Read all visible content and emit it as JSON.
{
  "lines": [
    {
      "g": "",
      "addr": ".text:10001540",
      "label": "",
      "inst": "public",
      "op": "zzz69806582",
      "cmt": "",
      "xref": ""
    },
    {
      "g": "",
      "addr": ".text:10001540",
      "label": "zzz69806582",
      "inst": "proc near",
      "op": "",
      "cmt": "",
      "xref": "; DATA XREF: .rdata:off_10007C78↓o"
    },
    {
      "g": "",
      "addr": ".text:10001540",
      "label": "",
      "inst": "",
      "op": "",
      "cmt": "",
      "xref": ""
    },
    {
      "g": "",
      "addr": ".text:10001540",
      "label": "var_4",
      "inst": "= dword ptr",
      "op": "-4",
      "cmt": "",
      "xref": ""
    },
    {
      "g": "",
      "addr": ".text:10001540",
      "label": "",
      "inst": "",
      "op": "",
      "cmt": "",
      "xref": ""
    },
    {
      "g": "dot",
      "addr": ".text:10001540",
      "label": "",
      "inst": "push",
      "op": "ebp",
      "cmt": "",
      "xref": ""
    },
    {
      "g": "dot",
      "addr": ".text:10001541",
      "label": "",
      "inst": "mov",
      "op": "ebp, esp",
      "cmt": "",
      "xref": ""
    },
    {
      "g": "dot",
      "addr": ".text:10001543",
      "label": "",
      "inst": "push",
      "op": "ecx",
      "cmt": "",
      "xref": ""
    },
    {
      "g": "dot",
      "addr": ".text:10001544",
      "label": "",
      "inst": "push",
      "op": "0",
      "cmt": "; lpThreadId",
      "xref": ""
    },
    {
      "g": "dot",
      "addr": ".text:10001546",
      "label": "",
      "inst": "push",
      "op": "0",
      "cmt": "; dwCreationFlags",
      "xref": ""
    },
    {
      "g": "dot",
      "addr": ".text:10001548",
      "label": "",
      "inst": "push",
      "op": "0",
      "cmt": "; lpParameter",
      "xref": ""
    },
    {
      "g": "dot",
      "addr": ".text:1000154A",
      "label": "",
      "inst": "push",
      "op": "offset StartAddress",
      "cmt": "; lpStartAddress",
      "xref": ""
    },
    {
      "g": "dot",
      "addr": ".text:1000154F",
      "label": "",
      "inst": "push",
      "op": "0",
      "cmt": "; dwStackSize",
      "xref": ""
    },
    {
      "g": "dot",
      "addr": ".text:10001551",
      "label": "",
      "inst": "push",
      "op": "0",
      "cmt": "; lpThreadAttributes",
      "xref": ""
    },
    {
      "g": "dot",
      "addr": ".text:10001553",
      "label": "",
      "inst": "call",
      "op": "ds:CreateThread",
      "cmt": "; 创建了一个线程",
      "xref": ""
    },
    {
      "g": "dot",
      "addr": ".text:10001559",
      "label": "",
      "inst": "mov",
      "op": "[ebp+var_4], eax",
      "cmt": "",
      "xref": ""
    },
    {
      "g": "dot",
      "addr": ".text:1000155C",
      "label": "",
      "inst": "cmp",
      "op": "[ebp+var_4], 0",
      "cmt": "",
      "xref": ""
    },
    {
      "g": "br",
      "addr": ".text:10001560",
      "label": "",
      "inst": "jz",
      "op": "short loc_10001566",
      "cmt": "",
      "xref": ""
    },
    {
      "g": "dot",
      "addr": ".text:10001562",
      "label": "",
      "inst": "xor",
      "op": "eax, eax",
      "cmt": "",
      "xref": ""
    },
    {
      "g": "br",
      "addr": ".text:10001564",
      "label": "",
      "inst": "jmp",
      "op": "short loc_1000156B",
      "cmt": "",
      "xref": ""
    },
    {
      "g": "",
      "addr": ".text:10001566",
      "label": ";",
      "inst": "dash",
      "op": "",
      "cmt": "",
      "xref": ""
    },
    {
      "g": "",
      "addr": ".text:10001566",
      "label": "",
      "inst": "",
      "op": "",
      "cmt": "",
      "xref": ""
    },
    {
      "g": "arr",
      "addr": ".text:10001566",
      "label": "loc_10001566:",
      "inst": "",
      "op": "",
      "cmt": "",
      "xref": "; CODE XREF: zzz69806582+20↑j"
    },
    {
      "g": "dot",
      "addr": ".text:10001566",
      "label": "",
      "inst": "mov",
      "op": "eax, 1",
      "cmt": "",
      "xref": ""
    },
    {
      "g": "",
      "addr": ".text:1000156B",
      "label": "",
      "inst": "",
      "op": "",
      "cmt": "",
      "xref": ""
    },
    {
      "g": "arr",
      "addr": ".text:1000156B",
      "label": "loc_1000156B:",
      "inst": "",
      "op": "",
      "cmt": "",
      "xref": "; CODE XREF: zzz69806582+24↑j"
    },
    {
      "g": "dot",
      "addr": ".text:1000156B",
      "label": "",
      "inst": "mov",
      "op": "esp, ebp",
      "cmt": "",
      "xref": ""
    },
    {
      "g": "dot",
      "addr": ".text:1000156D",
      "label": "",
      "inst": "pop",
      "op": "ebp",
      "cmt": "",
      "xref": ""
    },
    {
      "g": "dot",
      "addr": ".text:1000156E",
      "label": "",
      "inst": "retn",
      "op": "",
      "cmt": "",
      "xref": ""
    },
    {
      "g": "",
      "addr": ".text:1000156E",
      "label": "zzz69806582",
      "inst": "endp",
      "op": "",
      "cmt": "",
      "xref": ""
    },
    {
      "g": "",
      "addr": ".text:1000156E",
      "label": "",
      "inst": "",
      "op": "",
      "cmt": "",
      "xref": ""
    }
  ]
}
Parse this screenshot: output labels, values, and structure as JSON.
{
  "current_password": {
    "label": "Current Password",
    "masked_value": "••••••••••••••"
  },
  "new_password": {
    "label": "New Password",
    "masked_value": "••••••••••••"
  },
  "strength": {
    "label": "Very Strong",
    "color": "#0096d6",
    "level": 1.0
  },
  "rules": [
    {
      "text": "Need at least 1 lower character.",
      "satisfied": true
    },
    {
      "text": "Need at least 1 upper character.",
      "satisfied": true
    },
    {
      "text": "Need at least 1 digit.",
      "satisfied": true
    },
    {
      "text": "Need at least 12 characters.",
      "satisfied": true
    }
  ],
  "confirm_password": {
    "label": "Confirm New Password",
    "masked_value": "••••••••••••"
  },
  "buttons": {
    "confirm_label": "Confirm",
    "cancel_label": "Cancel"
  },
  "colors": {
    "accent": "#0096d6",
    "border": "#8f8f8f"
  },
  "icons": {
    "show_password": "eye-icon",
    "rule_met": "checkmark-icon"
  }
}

= = = = = = =

Isolate each line of the listing above that includes "CODE". Copy it.

## The completed task
      "xref": "; CODE XREF: zzz69806582+20↑j"
      "xref": "; CODE XREF: zzz69806582+24↑j"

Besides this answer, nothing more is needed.